» Required work
Reproduce the listing verbatim.

Rows from a dataset

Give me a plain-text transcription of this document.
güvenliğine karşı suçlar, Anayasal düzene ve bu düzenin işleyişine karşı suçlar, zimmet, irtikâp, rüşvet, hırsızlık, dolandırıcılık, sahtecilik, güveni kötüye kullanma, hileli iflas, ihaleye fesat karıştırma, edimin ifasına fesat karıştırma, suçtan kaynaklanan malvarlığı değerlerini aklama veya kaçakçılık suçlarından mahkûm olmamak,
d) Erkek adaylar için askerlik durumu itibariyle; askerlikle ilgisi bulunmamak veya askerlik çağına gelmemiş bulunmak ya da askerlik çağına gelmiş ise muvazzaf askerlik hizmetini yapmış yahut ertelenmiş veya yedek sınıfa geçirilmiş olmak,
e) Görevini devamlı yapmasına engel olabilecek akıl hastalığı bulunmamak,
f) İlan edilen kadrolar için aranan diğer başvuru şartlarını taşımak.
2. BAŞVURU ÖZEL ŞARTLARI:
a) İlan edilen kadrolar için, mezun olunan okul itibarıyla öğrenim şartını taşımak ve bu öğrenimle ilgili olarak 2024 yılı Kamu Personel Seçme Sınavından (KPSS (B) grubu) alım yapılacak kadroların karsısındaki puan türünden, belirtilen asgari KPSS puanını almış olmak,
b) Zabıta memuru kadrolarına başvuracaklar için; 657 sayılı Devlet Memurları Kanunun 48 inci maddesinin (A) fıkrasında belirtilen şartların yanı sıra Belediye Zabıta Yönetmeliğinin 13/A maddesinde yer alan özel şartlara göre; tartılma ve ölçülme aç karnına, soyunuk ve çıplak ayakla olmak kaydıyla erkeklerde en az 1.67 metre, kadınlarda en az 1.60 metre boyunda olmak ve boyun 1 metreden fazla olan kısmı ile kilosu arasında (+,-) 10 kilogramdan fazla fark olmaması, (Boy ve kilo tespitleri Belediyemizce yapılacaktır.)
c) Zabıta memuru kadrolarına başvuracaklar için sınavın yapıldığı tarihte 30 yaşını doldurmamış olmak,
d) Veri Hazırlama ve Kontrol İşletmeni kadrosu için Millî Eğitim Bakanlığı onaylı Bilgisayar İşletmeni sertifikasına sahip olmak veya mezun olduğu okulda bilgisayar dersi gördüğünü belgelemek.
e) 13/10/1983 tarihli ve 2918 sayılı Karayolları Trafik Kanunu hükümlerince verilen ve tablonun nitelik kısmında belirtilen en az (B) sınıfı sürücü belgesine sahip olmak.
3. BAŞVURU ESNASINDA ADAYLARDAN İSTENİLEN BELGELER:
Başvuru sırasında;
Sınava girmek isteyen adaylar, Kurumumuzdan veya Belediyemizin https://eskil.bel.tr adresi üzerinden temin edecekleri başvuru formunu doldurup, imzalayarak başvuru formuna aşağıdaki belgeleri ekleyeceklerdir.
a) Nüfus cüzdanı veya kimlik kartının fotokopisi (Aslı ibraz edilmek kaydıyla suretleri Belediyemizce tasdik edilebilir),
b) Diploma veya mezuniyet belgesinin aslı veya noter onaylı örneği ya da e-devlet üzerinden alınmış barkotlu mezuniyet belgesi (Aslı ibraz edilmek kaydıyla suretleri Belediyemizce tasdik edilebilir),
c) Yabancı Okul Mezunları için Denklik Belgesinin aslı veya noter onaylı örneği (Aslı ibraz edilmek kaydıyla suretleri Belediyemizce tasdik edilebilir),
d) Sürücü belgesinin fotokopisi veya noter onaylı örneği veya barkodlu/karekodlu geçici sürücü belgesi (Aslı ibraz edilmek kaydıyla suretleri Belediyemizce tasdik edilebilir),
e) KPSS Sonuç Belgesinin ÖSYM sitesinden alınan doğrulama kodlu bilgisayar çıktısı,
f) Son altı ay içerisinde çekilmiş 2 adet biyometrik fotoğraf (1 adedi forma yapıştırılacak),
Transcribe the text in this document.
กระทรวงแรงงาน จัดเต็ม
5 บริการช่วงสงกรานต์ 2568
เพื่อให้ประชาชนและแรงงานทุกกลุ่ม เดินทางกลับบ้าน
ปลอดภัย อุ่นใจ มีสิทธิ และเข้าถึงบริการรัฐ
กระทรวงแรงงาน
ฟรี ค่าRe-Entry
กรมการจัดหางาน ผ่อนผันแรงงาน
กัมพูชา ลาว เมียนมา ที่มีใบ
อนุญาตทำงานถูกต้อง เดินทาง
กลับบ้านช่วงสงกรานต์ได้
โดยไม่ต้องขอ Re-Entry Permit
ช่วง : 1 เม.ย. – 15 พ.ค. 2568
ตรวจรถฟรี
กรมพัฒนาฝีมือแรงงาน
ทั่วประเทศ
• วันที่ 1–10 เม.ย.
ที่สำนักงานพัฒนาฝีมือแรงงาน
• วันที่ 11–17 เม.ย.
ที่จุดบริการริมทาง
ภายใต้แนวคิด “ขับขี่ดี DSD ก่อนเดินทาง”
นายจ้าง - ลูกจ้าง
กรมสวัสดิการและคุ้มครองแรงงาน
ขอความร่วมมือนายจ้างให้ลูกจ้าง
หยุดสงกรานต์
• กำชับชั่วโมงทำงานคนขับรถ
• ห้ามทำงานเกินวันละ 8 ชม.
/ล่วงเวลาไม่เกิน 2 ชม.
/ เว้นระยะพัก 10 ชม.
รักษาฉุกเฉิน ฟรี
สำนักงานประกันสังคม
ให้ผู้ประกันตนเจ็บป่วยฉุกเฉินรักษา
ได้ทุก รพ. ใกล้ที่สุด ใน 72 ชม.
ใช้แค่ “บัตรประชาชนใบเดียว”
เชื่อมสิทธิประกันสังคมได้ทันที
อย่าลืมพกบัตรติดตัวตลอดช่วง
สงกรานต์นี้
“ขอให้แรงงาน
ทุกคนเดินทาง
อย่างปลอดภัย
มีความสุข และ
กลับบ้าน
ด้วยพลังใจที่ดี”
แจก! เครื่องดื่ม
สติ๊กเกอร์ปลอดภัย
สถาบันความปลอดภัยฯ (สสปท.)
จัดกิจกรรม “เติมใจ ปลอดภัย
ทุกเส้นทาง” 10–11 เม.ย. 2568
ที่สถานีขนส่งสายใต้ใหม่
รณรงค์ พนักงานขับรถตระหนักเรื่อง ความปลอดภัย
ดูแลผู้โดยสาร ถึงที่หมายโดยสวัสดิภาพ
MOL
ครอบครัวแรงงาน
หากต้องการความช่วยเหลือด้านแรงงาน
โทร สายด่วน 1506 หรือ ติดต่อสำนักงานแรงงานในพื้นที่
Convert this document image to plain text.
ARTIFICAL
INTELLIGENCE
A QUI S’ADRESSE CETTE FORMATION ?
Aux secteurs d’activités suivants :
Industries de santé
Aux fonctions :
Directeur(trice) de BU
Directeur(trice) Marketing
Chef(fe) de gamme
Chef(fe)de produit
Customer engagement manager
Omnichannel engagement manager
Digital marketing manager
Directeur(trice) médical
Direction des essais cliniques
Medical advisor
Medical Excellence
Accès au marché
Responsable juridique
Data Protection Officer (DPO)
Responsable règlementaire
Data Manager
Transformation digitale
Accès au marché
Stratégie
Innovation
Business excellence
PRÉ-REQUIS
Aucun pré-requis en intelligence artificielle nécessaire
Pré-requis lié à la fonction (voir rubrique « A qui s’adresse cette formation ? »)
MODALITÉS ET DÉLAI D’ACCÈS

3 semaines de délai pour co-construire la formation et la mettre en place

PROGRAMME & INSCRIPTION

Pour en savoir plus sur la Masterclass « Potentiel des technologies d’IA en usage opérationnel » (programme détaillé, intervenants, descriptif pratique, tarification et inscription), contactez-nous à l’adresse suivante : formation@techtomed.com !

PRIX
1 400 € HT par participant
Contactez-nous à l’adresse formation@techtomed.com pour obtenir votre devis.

» Exercise output
Give me a plain-text transcription of this document.
güvenliğine karşı suçlar, Anayasal düzene ve bu düzenin işleyişine karşı suçlar, zimmet, irtikâp, rüşvet, hırsızlık, dolandırıcılık, sahtecilik, güveni kötüye kullanma, hileli iflas, ihaleye fesat karıştırma, edimin ifasına fesat karıştırma, suçtan kaynaklanan malvarlığı değerlerini aklama veya kaçakçılık suçlarından mahkûm olmamak,
d) Erkek adaylar için askerlik durumu itibariyle; askerlikle ilgisi bulunmamak veya askerlik çağına gelmemiş bulunmak ya da askerlik çağına gelmiş ise muvazzaf askerlik hizmetini yapmış yahut ertelenmiş veya yedek sınıfa geçirilmiş olmak,
e) Görevini devamlı yapmasına engel olabilecek akıl hastalığı bulunmamak,
f) İlan edilen kadrolar için aranan diğer başvuru şartlarını taşımak.
2. BAŞVURU ÖZEL ŞARTLARI:
a) İlan edilen kadrolar için, mezun olunan okul itibarıyla öğrenim şartını taşımak ve bu öğrenimle ilgili olarak 2024 yılı Kamu Personel Seçme Sınavından (KPSS (B) grubu) alım yapılacak kadroların karsısındaki puan türünden, belirtilen asgari KPSS puanını almış olmak,
b) Zabıta memuru kadrolarına başvuracaklar için; 657 sayılı Devlet Memurları Kanunun 48 inci maddesinin (A) fıkrasında belirtilen şartların yanı sıra Belediye Zabıta Yönetmeliğinin 13/A maddesinde yer alan özel şartlara göre; tartılma ve ölçülme aç karnına, soyunuk ve çıplak ayakla olmak kaydıyla erkeklerde en az 1.67 metre, kadınlarda en az 1.60 metre boyunda olmak ve boyun 1 metreden fazla olan kısmı ile kilosu arasında (+,-) 10 kilogramdan fazla fark olmaması, (Boy ve kilo tespitleri Belediyemizce yapılacaktır.)
c) Zabıta memuru kadrolarına başvuracaklar için sınavın yapıldığı tarihte 30 yaşını doldurmamış olmak,
d) Veri Hazırlama ve Kontrol İşletmeni kadrosu için Millî Eğitim Bakanlığı onaylı Bilgisayar İşletmeni sertifikasına sahip olmak veya mezun olduğu okulda bilgisayar dersi gördüğünü belgelemek.
e) 13/10/1983 tarihli ve 2918 sayılı Karayolları Trafik Kanunu hükümlerince verilen ve tablonun nitelik kısmında belirtilen en az (B) sınıfı sürücü belgesine sahip olmak.
3. BAŞVURU ESNASINDA ADAYLARDAN İSTENİLEN BELGELER:
Başvuru sırasında;
Sınava girmek isteyen adaylar, Kurumumuzdan veya Belediyemizin https://eskil.bel.tr adresi üzerinden temin edecekleri başvuru formunu doldurup, imzalayarak başvuru formuna aşağıdaki belgeleri ekleyeceklerdir.
a) Nüfus cüzdanı veya kimlik kartının fotokopisi (Aslı ibraz edilmek kaydıyla suretleri Belediyemizce tasdik edilebilir),
b) Diploma veya mezuniyet belgesinin aslı veya noter onaylı örneği ya da e-devlet üzerinden alınmış barkotlu mezuniyet belgesi (Aslı ibraz edilmek kaydıyla suretleri Belediyemizce tasdik edilebilir),
c) Yabancı Okul Mezunları için Denklik Belgesinin aslı veya noter onaylı örneği (Aslı ibraz edilmek kaydıyla suretleri Belediyemizce tasdik edilebilir),
d) Sürücü belgesinin fotokopisi veya noter onaylı örneği veya barkodlu/karekodlu geçici sürücü belgesi (Aslı ibraz edilmek kaydıyla suretleri Belediyemizce tasdik edilebilir),
e) KPSS Sonuç Belgesinin ÖSYM sitesinden alınan doğrulama kodlu bilgisayar çıktısı,
f) Son altı ay içerisinde çekilmiş 2 adet biyometrik fotoğraf (1 adedi forma yapıştırılacak),
Transcribe the text in this document.
กระทรวงแรงงาน จัดเต็ม
5 บริการช่วงสงกรานต์ 2568
เพื่อให้ประชาชนและแรงงานทุกกลุ่ม เดินทางกลับบ้าน
ปลอดภัย อุ่นใจ มีสิทธิ และเข้าถึงบริการรัฐ
กระทรวงแรงงาน
ฟรี ค่าRe-Entry
กรมการจัดหางาน ผ่อนผันแรงงาน
กัมพูชา ลาว เมียนมา ที่มีใบ
อนุญาตทำงานถูกต้อง เดินทาง
กลับบ้านช่วงสงกรานต์ได้
โดยไม่ต้องขอ Re-Entry Permit
ช่วง : 1 เม.ย. – 15 พ.ค. 2568
ตรวจรถฟรี
กรมพัฒนาฝีมือแรงงาน
ทั่วประเทศ
• วันที่ 1–10 เม.ย.
ที่สำนักงานพัฒนาฝีมือแรงงาน
• วันที่ 11–17 เม.ย.
ที่จุดบริการริมทาง
ภายใต้แนวคิด “ขับขี่ดี DSD ก่อนเดินทาง”
นายจ้าง - ลูกจ้าง
กรมสวัสดิการและคุ้มครองแรงงาน
ขอความร่วมมือนายจ้างให้ลูกจ้าง
หยุดสงกรานต์
• กำชับชั่วโมงทำงานคนขับรถ
• ห้ามทำงานเกินวันละ 8 ชม.
/ล่วงเวลาไม่เกิน 2 ชม.
/ เว้นระยะพัก 10 ชม.
รักษาฉุกเฉิน ฟรี
สำนักงานประกันสังคม
ให้ผู้ประกันตนเจ็บป่วยฉุกเฉินรักษา
ได้ทุก รพ. ใกล้ที่สุด ใน 72 ชม.
ใช้แค่ “บัตรประชาชนใบเดียว”
เชื่อมสิทธิประกันสังคมได้ทันที
อย่าลืมพกบัตรติดตัวตลอดช่วง
สงกรานต์นี้
“ขอให้แรงงาน
ทุกคนเดินทาง
อย่างปลอดภัย
มีความสุข และ
กลับบ้าน
ด้วยพลังใจที่ดี”
แจก! เครื่องดื่ม
สติ๊กเกอร์ปลอดภัย
สถาบันความปลอดภัยฯ (สสปท.)
จัดกิจกรรม “เติมใจ ปลอดภัย
ทุกเส้นทาง” 10–11 เม.ย. 2568
ที่สถานีขนส่งสายใต้ใหม่
รณรงค์ พนักงานขับรถตระหนักเรื่อง ความปลอดภัย
ดูแลผู้โดยสาร ถึงที่หมายโดยสวัสดิภาพ
MOL
ครอบครัวแรงงาน
หากต้องการความช่วยเหลือด้านแรงงาน
โทร สายด่วน 1506 หรือ ติดต่อสำนักงานแรงงานในพื้นที่
Convert this document image to plain text.
ARTIFICAL
INTELLIGENCE
A QUI S’ADRESSE CETTE FORMATION ?
Aux secteurs d’activités suivants :
Industries de santé
Aux fonctions :
Directeur(trice) de BU
Directeur(trice) Marketing
Chef(fe) de gamme
Chef(fe)de produit
Customer engagement manager
Omnichannel engagement manager
Digital marketing manager
Directeur(trice) médical
Direction des essais cliniques
Medical advisor
Medical Excellence
Accès au marché
Responsable juridique
Data Protection Officer (DPO)
Responsable règlementaire
Data Manager
Transformation digitale
Accès au marché
Stratégie
Innovation
Business excellence
PRÉ-REQUIS
Aucun pré-requis en intelligence artificielle nécessaire
Pré-requis lié à la fonction (voir rubrique « A qui s’adresse cette formation ? »)
MODALITÉS ET DÉLAI D’ACCÈS

3 semaines de délai pour co-construire la formation et la mettre en place

PROGRAMME & INSCRIPTION

Pour en savoir plus sur la Masterclass « Potentiel des technologies d’IA en usage opérationnel » (programme détaillé, intervenants, descriptif pratique, tarification et inscription), contactez-nous à l’adresse suivante : formation@techtomed.com !

PRIX
1 400 € HT par participant
Contactez-nous à l’adresse formation@techtomed.com pour obtenir votre devis.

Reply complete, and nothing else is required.